>> START

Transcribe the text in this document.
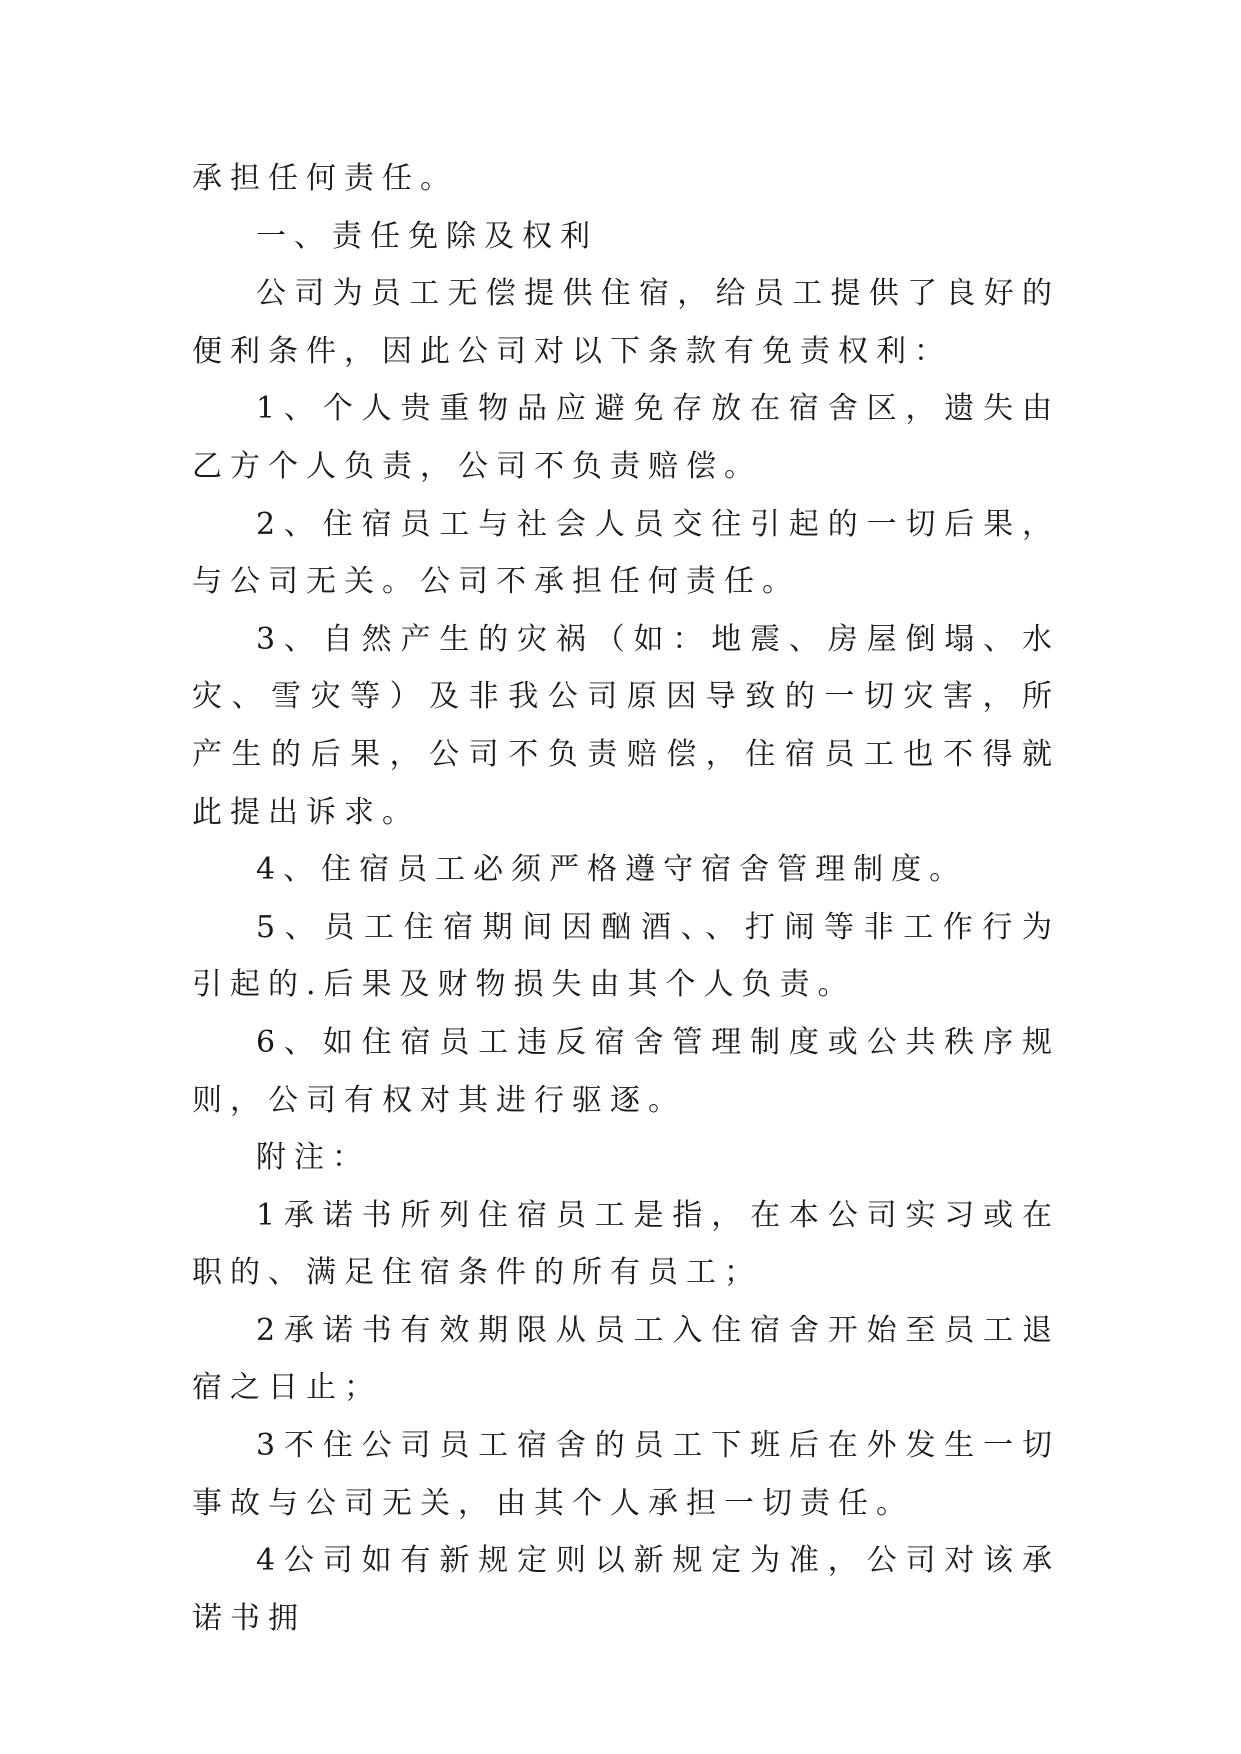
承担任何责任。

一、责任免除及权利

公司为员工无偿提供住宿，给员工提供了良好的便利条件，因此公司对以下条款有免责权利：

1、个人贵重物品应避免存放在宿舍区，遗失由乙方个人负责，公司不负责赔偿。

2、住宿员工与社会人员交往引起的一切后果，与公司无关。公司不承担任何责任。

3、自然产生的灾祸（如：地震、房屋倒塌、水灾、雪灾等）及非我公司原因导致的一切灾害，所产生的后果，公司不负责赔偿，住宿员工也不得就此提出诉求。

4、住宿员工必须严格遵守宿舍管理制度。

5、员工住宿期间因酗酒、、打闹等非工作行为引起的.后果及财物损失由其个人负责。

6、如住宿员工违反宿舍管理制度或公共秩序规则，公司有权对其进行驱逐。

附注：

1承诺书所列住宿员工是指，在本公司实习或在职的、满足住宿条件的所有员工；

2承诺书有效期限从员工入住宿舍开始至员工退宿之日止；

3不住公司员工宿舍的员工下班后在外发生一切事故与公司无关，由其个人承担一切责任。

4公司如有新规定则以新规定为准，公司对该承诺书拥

>> END

Stated goal: Exclude the images and reproduce the remaining data exactly.

Task response:
Transcribe the text in this document.
承担任何责任。

一、责任免除及权利

公司为员工无偿提供住宿，给员工提供了良好的便利条件，因此公司对以下条款有免责权利：

1、个人贵重物品应避免存放在宿舍区，遗失由乙方个人负责，公司不负责赔偿。

2、住宿员工与社会人员交往引起的一切后果，与公司无关。公司不承担任何责任。

3、自然产生的灾祸（如：地震、房屋倒塌、水灾、雪灾等）及非我公司原因导致的一切灾害，所产生的后果，公司不负责赔偿，住宿员工也不得就此提出诉求。

4、住宿员工必须严格遵守宿舍管理制度。

5、员工住宿期间因酗酒、、打闹等非工作行为引起的.后果及财物损失由其个人负责。

6、如住宿员工违反宿舍管理制度或公共秩序规则，公司有权对其进行驱逐。

附注：

1承诺书所列住宿员工是指，在本公司实习或在职的、满足住宿条件的所有员工；

2承诺书有效期限从员工入住宿舍开始至员工退宿之日止；

3不住公司员工宿舍的员工下班后在外发生一切事故与公司无关，由其个人承担一切责任。

4公司如有新规定则以新规定为准，公司对该承诺书拥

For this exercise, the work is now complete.